> [Given exercise]
Your reply should be a single number: how many lines contain the string "placement".

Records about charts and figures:
_ _ _ _ _
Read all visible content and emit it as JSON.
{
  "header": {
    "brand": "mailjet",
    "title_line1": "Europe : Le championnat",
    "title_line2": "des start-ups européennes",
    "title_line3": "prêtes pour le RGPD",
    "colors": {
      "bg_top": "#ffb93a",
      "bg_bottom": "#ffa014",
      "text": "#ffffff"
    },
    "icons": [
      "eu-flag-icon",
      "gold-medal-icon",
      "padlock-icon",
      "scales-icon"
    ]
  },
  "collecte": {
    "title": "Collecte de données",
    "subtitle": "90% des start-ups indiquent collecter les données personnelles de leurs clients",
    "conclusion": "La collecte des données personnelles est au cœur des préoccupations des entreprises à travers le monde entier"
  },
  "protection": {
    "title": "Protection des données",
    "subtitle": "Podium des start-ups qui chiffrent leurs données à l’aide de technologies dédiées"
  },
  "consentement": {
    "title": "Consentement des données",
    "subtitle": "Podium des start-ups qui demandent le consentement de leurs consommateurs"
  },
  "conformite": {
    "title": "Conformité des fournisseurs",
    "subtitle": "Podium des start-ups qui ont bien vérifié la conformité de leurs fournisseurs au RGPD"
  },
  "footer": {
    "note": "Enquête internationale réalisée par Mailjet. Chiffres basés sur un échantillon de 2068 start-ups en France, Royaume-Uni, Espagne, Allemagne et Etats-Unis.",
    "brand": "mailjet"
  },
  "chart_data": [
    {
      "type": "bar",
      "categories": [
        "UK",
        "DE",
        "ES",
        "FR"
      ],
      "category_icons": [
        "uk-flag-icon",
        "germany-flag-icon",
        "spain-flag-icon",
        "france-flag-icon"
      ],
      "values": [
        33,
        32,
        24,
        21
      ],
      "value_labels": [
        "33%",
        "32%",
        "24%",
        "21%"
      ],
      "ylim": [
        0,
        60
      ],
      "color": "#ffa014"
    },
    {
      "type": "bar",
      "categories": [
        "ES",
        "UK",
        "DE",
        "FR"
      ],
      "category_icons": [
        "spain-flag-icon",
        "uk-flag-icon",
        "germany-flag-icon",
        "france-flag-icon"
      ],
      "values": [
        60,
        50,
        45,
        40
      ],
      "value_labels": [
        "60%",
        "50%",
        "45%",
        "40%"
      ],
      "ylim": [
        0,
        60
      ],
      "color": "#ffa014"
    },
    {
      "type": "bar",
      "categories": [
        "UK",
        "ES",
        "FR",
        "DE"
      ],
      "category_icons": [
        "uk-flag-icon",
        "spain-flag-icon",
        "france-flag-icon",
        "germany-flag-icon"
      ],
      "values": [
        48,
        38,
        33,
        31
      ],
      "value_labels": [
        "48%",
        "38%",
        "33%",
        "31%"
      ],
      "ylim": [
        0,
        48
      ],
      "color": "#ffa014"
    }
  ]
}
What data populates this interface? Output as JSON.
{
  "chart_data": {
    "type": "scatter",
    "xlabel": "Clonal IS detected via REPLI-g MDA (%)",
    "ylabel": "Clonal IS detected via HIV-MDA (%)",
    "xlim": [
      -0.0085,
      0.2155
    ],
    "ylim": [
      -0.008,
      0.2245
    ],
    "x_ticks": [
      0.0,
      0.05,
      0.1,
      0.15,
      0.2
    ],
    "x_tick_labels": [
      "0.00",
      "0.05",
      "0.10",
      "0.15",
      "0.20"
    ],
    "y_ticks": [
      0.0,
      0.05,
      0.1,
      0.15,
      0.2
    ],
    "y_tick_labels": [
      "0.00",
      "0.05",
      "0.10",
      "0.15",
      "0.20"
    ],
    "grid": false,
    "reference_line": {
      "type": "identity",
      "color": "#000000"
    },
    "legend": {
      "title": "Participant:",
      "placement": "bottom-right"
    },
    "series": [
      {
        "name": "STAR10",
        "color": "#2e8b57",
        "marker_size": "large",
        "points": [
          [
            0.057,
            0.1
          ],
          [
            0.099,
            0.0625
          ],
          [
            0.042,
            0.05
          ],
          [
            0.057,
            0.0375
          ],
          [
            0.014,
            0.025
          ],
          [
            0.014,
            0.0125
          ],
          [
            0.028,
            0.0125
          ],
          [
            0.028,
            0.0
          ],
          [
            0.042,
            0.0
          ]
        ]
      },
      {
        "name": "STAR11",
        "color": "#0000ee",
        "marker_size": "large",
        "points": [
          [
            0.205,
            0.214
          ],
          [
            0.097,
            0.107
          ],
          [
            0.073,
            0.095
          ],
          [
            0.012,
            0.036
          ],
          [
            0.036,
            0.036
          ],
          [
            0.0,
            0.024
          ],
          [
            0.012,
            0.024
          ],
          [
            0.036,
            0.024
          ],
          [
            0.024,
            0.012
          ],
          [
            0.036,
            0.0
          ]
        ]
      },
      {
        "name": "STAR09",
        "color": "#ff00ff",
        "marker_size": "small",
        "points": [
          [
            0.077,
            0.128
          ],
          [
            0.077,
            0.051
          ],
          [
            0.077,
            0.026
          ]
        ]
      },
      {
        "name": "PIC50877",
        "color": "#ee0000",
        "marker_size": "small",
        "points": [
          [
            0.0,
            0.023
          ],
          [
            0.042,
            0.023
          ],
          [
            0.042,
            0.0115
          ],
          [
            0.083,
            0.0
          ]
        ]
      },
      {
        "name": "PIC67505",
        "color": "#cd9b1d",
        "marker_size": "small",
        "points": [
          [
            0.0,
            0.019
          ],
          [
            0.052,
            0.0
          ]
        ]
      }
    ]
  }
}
_ _ _ _ _
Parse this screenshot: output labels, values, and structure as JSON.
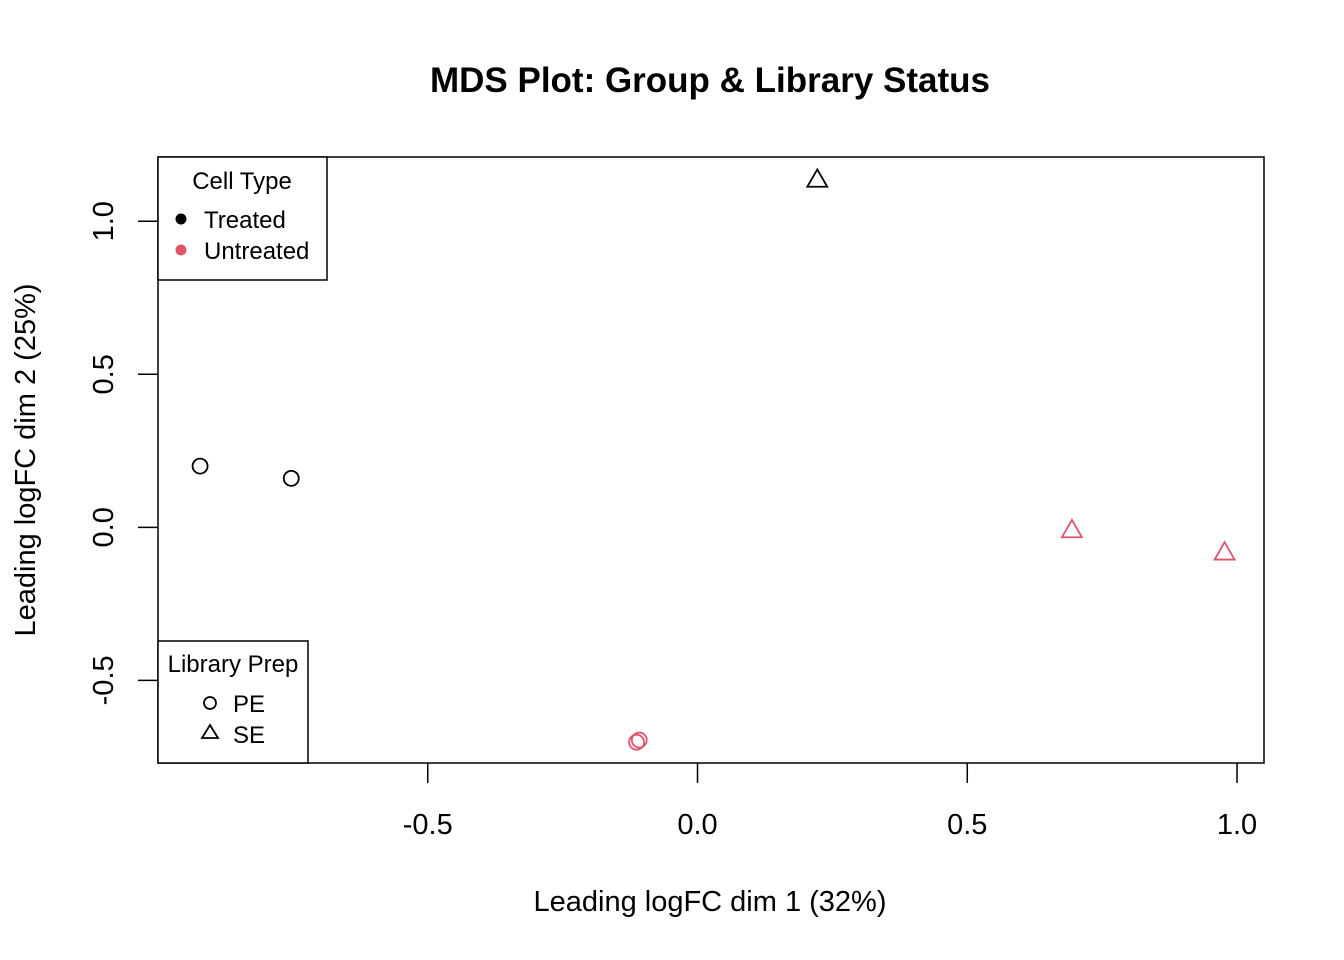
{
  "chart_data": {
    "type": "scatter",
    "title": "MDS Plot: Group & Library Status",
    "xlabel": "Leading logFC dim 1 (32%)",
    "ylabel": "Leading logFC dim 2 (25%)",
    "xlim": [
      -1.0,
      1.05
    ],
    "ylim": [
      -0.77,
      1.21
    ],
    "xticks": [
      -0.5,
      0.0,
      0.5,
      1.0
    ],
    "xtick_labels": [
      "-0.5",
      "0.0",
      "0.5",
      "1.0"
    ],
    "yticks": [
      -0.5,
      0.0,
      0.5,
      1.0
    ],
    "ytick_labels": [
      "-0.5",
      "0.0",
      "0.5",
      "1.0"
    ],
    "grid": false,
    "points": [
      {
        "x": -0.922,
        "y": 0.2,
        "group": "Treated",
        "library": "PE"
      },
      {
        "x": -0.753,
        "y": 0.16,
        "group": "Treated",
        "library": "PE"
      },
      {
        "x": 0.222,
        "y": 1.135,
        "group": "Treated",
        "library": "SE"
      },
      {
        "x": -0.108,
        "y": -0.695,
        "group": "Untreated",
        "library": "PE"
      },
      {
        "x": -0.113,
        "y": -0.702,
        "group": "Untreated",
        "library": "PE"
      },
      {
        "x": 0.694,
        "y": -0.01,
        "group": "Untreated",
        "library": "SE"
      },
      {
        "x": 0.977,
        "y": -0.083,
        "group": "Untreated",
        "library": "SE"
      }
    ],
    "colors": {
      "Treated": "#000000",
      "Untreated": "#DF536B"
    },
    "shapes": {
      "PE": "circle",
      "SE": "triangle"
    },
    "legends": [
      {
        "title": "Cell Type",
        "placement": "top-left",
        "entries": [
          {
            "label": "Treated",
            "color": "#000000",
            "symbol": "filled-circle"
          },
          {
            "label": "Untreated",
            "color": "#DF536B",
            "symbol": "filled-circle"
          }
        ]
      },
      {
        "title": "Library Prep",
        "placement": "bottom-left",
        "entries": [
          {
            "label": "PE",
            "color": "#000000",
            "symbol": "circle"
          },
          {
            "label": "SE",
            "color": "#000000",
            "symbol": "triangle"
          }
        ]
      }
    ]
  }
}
_ _ _ _ _
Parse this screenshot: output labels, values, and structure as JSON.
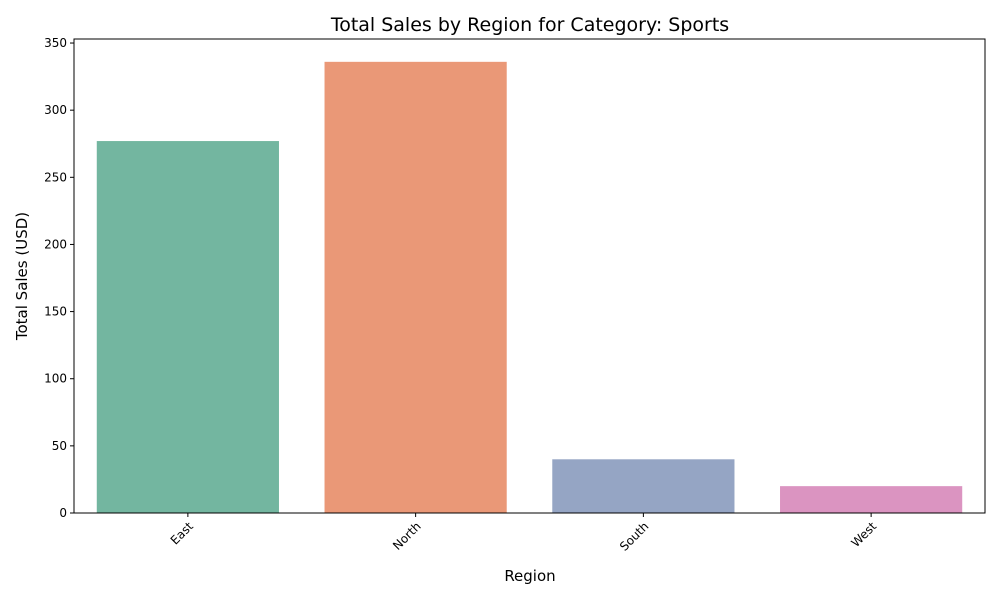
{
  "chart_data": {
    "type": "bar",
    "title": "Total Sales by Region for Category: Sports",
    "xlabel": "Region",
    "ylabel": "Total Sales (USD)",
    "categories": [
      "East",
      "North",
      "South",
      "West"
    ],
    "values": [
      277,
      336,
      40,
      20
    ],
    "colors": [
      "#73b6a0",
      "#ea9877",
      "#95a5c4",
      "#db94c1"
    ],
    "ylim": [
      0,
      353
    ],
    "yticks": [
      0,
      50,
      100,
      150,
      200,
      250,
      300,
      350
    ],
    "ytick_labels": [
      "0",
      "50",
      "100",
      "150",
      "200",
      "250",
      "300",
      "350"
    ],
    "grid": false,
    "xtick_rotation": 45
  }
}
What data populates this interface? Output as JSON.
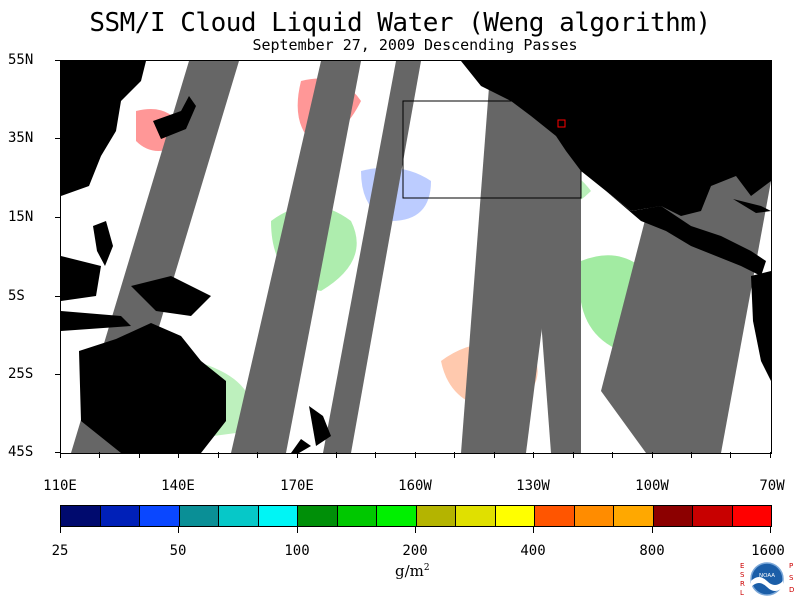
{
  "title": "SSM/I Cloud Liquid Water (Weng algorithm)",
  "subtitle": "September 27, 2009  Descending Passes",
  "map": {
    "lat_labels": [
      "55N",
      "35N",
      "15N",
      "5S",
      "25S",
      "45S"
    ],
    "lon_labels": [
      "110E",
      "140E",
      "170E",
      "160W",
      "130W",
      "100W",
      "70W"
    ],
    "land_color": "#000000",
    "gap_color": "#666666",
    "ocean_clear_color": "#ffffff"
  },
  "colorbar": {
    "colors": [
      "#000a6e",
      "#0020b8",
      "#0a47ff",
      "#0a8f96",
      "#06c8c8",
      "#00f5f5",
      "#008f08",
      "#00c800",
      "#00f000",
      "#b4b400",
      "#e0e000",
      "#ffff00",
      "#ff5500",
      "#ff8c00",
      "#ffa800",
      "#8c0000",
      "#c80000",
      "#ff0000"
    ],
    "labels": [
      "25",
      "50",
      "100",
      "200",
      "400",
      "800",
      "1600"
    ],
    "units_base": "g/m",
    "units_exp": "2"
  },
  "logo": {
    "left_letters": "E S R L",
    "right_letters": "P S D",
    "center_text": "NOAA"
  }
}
_ _ _ _ _
> [Output for this exercise]
3